Print verbatim every line starting at the one that contains "Extract all readable text from this page." and ending at the final line of the records; include both endpoints.
** Start of Dataset content **
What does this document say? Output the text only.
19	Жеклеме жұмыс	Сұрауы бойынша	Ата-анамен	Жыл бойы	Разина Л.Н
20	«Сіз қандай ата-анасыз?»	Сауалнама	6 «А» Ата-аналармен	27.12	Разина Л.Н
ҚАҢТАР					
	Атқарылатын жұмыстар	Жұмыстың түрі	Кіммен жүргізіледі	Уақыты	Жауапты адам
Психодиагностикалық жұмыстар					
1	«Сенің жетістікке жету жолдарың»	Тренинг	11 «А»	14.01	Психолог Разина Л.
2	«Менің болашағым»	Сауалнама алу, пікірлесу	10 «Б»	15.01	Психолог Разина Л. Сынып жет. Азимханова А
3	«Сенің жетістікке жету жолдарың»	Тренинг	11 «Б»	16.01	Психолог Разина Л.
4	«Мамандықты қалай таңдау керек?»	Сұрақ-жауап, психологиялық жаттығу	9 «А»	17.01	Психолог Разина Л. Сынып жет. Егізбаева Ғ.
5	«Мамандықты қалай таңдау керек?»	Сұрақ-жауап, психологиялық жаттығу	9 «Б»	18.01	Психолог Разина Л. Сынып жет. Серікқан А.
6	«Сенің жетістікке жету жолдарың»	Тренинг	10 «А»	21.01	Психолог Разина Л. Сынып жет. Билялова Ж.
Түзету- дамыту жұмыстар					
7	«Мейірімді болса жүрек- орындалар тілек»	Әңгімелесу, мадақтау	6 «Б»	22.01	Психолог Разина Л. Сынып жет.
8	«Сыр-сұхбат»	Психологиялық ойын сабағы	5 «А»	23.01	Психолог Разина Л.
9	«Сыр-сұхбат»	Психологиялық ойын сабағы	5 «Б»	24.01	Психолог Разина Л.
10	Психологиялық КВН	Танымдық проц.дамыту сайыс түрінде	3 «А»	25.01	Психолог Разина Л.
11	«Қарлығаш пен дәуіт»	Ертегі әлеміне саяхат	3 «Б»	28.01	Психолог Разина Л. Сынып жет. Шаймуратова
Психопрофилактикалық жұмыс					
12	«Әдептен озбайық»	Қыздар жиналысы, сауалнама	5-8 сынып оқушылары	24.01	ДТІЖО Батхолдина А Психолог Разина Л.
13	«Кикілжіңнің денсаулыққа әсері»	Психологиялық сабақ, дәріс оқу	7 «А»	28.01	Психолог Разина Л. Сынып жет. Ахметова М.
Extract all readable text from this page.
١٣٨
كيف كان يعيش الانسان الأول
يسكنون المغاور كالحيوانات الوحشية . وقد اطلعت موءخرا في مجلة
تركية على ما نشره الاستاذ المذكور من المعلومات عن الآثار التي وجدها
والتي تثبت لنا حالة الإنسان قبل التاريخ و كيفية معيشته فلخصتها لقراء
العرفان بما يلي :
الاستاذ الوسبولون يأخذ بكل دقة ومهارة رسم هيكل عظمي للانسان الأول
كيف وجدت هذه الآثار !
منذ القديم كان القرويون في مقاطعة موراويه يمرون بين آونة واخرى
** End of Dataset content **
Answer for the task ->
Extract all readable text from this page.
١٣٨
كيف كان يعيش الانسان الأول
يسكنون المغاور كالحيوانات الوحشية . وقد اطلعت موءخرا في مجلة
تركية على ما نشره الاستاذ المذكور من المعلومات عن الآثار التي وجدها
والتي تثبت لنا حالة الإنسان قبل التاريخ و كيفية معيشته فلخصتها لقراء
العرفان بما يلي :
الاستاذ الوسبولون يأخذ بكل دقة ومهارة رسم هيكل عظمي للانسان الأول
كيف وجدت هذه الآثار !
منذ القديم كان القرويون في مقاطعة موراويه يمرون بين آونة واخرى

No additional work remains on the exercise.